Begin

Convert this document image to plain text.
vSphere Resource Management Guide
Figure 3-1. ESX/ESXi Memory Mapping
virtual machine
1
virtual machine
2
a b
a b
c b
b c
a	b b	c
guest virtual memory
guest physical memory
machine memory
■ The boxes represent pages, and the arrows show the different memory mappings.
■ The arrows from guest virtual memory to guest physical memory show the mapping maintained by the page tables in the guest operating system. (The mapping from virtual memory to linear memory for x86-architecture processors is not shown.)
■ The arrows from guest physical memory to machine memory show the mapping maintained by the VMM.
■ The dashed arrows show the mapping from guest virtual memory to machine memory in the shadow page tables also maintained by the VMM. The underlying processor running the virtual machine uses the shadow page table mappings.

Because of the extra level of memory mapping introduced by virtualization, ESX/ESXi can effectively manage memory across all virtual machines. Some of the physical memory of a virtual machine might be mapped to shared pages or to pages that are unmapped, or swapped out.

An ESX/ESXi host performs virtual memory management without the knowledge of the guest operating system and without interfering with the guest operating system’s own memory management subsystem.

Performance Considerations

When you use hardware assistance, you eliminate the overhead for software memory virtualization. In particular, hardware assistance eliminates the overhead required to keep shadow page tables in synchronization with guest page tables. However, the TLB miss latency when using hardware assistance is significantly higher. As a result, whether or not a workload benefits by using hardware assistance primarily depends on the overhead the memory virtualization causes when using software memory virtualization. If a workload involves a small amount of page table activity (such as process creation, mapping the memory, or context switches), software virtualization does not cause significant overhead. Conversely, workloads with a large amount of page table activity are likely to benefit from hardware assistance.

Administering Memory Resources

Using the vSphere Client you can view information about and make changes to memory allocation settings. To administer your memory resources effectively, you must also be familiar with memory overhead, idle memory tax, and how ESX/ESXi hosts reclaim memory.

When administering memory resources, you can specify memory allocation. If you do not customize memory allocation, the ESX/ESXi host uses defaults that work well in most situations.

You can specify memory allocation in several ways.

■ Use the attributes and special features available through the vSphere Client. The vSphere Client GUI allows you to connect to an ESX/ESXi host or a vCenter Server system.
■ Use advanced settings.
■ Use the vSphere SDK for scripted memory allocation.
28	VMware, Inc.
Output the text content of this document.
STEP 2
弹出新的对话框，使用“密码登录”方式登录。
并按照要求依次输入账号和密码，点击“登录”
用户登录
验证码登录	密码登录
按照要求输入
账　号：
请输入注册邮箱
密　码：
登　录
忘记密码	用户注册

End

Exercise requirements
List each line of the entries that holds the string "operating".

Written response
■ The arrows from guest virtual memory to guest physical memory show the mapping maintained by the page tables in the guest operating system. (The mapping from virtual memory to linear memory for x86-architecture processors is not shown.)
An ESX/ESXi host performs virtual memory management without the knowledge of the guest operating system and without interfering with the guest operating system’s own memory management subsystem.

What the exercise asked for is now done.